**Task details**
Read the entries below and pull out each line with the string "JSON".

Collected data:
-=-=-

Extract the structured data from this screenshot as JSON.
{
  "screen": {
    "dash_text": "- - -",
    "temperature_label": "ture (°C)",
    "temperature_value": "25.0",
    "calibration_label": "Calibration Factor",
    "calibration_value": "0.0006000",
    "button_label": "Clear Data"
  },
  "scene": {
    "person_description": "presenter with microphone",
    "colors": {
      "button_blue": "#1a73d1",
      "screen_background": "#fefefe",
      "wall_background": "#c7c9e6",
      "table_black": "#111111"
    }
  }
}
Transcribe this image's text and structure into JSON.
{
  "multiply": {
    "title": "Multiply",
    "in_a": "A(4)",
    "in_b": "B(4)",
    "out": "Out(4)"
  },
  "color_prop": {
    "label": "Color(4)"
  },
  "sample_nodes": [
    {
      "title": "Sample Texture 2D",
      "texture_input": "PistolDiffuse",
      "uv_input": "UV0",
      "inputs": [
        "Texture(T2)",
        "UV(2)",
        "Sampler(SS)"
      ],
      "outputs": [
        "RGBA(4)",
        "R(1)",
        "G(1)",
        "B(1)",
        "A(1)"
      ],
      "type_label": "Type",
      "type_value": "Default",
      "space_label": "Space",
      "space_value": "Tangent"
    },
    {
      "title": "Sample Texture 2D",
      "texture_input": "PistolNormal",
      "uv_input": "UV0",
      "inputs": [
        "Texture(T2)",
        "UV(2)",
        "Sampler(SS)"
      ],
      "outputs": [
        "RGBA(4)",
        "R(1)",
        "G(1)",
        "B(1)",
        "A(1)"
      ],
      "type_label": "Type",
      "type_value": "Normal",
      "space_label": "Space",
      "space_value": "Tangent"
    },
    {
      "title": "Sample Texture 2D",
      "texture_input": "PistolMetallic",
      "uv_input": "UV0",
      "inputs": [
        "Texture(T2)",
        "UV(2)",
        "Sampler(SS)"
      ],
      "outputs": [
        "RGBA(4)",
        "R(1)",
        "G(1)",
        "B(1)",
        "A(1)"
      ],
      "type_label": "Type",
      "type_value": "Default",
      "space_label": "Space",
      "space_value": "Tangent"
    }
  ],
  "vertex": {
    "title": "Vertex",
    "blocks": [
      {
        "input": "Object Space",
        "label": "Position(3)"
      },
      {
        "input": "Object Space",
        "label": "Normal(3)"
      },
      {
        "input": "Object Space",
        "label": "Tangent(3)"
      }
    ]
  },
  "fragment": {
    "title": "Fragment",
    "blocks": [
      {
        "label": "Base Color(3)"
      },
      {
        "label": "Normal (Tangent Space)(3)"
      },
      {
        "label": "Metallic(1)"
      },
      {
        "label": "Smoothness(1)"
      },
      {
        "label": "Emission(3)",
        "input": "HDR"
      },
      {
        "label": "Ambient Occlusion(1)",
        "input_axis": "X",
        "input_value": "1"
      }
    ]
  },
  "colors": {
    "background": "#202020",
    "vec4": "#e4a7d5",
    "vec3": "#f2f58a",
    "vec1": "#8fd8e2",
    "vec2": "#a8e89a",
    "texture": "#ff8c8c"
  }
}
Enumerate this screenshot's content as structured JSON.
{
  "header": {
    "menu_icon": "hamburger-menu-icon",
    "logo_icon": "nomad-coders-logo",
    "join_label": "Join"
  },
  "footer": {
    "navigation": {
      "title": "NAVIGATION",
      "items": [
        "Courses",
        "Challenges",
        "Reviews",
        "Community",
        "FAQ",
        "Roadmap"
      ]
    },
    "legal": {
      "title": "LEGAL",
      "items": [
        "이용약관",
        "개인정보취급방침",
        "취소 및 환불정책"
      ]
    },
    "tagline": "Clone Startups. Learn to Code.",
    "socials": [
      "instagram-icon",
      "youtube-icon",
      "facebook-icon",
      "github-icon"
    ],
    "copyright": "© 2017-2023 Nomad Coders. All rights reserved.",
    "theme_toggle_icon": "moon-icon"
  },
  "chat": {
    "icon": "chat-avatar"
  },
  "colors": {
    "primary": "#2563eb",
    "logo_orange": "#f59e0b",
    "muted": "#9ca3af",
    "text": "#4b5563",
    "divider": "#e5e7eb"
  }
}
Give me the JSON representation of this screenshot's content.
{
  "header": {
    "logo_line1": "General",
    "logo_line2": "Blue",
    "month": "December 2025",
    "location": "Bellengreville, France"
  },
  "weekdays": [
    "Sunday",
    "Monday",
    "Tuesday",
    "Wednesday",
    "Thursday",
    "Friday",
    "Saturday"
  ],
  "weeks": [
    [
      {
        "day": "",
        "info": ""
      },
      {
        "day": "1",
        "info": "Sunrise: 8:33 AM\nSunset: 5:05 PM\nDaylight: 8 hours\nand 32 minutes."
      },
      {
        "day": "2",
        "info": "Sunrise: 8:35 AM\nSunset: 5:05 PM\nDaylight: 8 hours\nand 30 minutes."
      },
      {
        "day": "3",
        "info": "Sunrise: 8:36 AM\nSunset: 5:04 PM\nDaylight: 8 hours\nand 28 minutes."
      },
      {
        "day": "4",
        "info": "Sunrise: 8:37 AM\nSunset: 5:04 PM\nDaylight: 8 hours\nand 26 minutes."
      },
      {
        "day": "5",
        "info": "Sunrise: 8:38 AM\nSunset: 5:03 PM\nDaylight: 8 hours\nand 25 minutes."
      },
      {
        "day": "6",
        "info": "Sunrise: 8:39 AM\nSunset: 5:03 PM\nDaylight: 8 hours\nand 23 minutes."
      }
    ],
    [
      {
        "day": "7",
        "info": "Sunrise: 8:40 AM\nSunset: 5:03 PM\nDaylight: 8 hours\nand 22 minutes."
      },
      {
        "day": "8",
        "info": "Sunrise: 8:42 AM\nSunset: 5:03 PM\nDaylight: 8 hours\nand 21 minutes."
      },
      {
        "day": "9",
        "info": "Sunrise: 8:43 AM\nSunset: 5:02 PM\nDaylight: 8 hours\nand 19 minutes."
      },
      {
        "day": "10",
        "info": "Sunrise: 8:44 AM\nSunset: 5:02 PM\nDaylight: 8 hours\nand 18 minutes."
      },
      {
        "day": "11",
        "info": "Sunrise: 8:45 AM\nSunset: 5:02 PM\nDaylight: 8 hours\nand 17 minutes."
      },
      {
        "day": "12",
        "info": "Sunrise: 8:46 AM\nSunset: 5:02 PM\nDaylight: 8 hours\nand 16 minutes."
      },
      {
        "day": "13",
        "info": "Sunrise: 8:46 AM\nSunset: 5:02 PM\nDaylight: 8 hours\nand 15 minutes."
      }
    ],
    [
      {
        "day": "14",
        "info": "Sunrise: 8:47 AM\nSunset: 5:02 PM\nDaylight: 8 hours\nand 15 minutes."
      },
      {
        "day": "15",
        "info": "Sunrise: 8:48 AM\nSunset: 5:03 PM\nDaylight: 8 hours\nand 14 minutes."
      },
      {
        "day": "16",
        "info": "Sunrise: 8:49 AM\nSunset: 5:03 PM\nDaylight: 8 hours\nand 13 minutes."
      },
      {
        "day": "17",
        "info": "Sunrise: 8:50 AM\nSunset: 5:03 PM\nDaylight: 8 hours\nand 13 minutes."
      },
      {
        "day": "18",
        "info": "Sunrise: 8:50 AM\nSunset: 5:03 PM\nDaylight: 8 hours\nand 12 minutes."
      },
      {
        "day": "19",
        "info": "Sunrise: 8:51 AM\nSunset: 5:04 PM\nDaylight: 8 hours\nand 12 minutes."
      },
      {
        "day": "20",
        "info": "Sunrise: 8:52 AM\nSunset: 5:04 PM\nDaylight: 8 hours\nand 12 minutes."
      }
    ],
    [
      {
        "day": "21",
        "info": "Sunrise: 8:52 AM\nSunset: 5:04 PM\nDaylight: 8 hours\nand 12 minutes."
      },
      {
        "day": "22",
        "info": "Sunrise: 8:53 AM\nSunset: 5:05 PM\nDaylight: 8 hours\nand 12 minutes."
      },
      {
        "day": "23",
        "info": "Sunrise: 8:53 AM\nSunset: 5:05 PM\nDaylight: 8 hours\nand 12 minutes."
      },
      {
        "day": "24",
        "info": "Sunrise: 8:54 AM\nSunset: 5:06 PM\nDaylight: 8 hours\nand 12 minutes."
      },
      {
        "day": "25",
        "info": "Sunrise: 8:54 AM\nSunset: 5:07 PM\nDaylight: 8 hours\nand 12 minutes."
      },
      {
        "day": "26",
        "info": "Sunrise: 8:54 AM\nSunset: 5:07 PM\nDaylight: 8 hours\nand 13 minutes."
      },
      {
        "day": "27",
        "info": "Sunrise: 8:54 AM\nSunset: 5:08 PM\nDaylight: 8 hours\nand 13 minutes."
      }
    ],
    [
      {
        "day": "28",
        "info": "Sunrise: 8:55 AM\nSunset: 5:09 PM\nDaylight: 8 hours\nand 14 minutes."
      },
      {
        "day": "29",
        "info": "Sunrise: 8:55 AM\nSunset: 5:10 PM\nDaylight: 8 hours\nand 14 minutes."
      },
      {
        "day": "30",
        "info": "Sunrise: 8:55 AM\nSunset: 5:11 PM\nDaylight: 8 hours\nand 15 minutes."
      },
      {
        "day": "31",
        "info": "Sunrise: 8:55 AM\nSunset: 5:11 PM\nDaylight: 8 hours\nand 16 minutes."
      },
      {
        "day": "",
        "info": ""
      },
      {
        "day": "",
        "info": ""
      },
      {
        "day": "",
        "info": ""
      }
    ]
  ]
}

-=-=-

**Task response**
Extract the structured data from this screenshot as JSON.
Transcribe this image's text and structure into JSON.
Enumerate this screenshot's content as structured JSON.
Give me the JSON representation of this screenshot's content.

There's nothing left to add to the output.